Dataset entries
****************************************

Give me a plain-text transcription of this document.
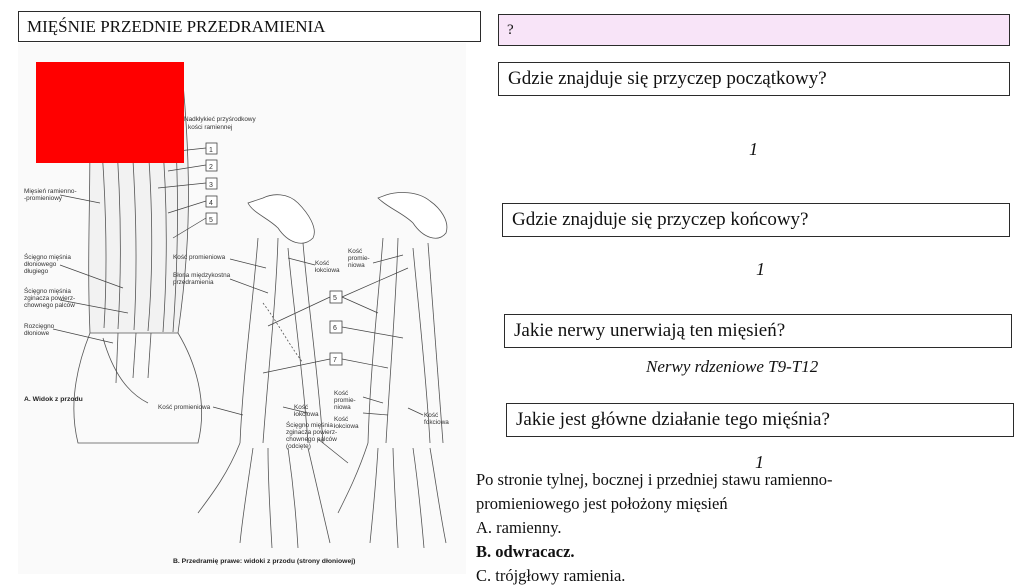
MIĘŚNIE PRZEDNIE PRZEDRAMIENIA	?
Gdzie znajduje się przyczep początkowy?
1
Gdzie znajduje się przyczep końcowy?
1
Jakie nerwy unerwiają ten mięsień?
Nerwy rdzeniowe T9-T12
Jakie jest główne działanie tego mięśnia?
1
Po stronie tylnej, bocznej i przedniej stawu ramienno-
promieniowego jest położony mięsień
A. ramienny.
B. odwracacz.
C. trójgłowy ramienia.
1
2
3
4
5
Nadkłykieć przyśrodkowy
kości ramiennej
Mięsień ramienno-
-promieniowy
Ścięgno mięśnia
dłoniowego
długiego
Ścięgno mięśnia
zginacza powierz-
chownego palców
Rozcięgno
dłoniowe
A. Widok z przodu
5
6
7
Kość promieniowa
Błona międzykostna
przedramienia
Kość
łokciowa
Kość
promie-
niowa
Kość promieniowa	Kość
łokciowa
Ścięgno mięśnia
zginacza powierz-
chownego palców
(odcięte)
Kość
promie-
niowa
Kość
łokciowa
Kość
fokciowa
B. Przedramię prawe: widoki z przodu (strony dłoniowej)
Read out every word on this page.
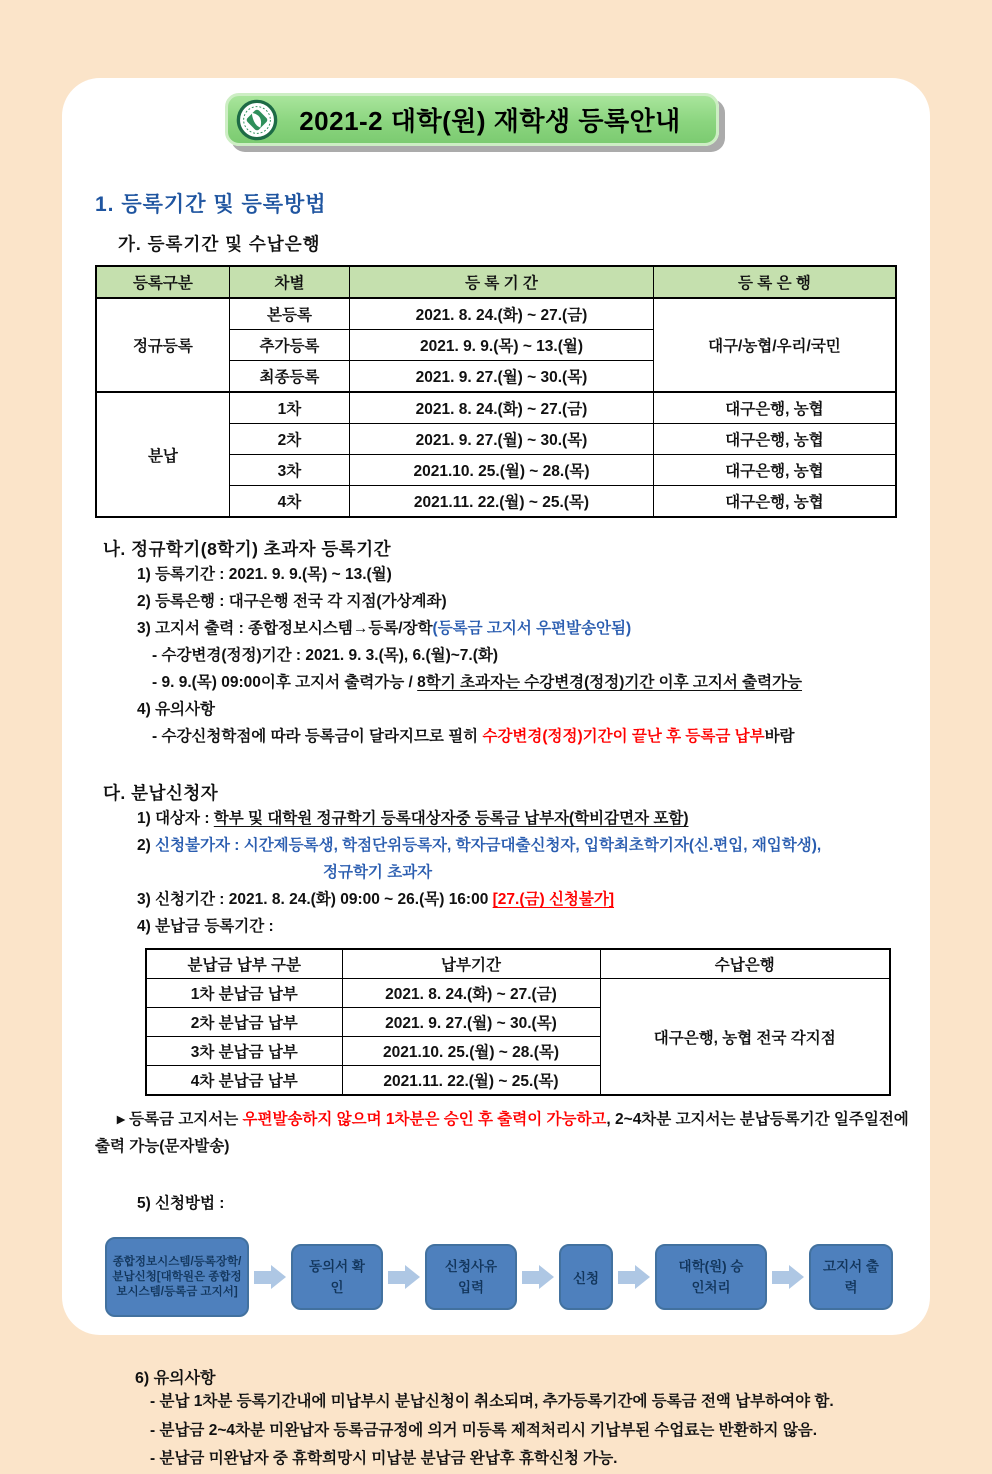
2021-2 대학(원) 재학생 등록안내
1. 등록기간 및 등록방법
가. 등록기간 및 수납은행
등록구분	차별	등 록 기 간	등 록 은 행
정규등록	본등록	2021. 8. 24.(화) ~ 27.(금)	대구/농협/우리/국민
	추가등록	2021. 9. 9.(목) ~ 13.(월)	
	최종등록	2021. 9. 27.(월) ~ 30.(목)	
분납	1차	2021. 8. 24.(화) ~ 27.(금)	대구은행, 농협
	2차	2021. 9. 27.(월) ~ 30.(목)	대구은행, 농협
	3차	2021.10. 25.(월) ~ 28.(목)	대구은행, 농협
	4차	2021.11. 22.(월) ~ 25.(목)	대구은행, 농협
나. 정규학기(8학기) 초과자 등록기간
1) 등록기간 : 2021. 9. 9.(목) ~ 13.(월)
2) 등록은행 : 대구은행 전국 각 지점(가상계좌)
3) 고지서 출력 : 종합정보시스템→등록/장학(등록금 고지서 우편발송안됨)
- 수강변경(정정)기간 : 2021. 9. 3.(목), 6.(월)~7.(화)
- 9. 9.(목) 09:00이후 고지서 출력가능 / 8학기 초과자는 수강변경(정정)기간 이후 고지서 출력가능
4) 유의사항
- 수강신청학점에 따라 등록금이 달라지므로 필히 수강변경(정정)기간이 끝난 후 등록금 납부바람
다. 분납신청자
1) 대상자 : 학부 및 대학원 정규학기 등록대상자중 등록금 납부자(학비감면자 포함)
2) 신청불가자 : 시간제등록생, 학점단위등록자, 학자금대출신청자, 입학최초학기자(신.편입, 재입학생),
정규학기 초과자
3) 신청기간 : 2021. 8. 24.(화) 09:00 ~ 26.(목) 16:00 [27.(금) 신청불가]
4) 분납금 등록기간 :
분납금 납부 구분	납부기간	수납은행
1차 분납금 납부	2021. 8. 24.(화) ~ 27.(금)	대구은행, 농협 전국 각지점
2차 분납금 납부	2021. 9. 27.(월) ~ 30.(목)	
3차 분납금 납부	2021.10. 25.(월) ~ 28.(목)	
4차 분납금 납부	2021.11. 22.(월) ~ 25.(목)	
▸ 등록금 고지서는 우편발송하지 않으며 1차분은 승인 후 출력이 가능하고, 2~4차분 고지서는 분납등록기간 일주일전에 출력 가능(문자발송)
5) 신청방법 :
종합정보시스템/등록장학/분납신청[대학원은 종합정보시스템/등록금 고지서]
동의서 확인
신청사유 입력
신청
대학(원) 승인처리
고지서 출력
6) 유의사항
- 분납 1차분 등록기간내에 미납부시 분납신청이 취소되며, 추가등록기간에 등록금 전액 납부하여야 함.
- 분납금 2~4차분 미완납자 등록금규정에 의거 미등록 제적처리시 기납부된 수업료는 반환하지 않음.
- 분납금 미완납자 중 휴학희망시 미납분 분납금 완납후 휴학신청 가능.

****************************************

## [WHAT IS BEING ASKED]
Repeat the material verbatim. Do not carry over any picture.

## [EXERCISE RESULT]
Give me a plain-text transcription of this document.
MIĘŚNIE PRZEDNIE PRZEDRAMIENIA	?
Gdzie znajduje się przyczep początkowy?
1
Gdzie znajduje się przyczep końcowy?
1
Jakie nerwy unerwiają ten mięsień?
Nerwy rdzeniowe T9-T12
Jakie jest główne działanie tego mięśnia?
1
Po stronie tylnej, bocznej i przedniej stawu ramienno-
promieniowego jest położony mięsień
A. ramienny.
B. odwracacz.
C. trójgłowy ramienia.
1
2
3
4
5
Nadkłykieć przyśrodkowy
kości ramiennej
Mięsień ramienno-
-promieniowy
Ścięgno mięśnia
dłoniowego
długiego
Ścięgno mięśnia
zginacza powierz-
chownego palców
Rozcięgno
dłoniowe
A. Widok z przodu
5
6
7
Kość promieniowa
Błona międzykostna
przedramienia
Kość
łokciowa
Kość
promie-
niowa
Kość promieniowa	Kość
łokciowa
Ścięgno mięśnia
zginacza powierz-
chownego palców
(odcięte)
Kość
promie-
niowa
Kość
łokciowa
Kość
fokciowa
B. Przedramię prawe: widoki z przodu (strony dłoniowej)
Read out every word on this page.
2021-2 대학(원) 재학생 등록안내
1. 등록기간 및 등록방법
가. 등록기간 및 수납은행
등록구분	차별	등 록 기 간	등 록 은 행
정규등록	본등록	2021. 8. 24.(화) ~ 27.(금)	대구/농협/우리/국민
	추가등록	2021. 9. 9.(목) ~ 13.(월)	
	최종등록	2021. 9. 27.(월) ~ 30.(목)	
분납	1차	2021. 8. 24.(화) ~ 27.(금)	대구은행, 농협
	2차	2021. 9. 27.(월) ~ 30.(목)	대구은행, 농협
	3차	2021.10. 25.(월) ~ 28.(목)	대구은행, 농협
	4차	2021.11. 22.(월) ~ 25.(목)	대구은행, 농협
나. 정규학기(8학기) 초과자 등록기간
1) 등록기간 : 2021. 9. 9.(목) ~ 13.(월)
2) 등록은행 : 대구은행 전국 각 지점(가상계좌)
3) 고지서 출력 : 종합정보시스템→등록/장학(등록금 고지서 우편발송안됨)
- 수강변경(정정)기간 : 2021. 9. 3.(목), 6.(월)~7.(화)
- 9. 9.(목) 09:00이후 고지서 출력가능 / 8학기 초과자는 수강변경(정정)기간 이후 고지서 출력가능
4) 유의사항
- 수강신청학점에 따라 등록금이 달라지므로 필히 수강변경(정정)기간이 끝난 후 등록금 납부바람
다. 분납신청자
1) 대상자 : 학부 및 대학원 정규학기 등록대상자중 등록금 납부자(학비감면자 포함)
2) 신청불가자 : 시간제등록생, 학점단위등록자, 학자금대출신청자, 입학최초학기자(신.편입, 재입학생),
정규학기 초과자
3) 신청기간 : 2021. 8. 24.(화) 09:00 ~ 26.(목) 16:00 [27.(금) 신청불가]
4) 분납금 등록기간 :
분납금 납부 구분	납부기간	수납은행
1차 분납금 납부	2021. 8. 24.(화) ~ 27.(금)	대구은행, 농협 전국 각지점
2차 분납금 납부	2021. 9. 27.(월) ~ 30.(목)	
3차 분납금 납부	2021.10. 25.(월) ~ 28.(목)	
4차 분납금 납부	2021.11. 22.(월) ~ 25.(목)	
▸ 등록금 고지서는 우편발송하지 않으며 1차분은 승인 후 출력이 가능하고, 2~4차분 고지서는 분납등록기간 일주일전에 출력 가능(문자발송)
5) 신청방법 :
종합정보시스템/등록장학/분납신청[대학원은 종합정보시스템/등록금 고지서]
동의서 확인
신청사유 입력
신청
대학(원) 승인처리
고지서 출력
6) 유의사항
- 분납 1차분 등록기간내에 미납부시 분납신청이 취소되며, 추가등록기간에 등록금 전액 납부하여야 함.
- 분납금 2~4차분 미완납자 등록금규정에 의거 미등록 제적처리시 기납부된 수업료는 반환하지 않음.
- 분납금 미완납자 중 휴학희망시 미납분 분납금 완납후 휴학신청 가능.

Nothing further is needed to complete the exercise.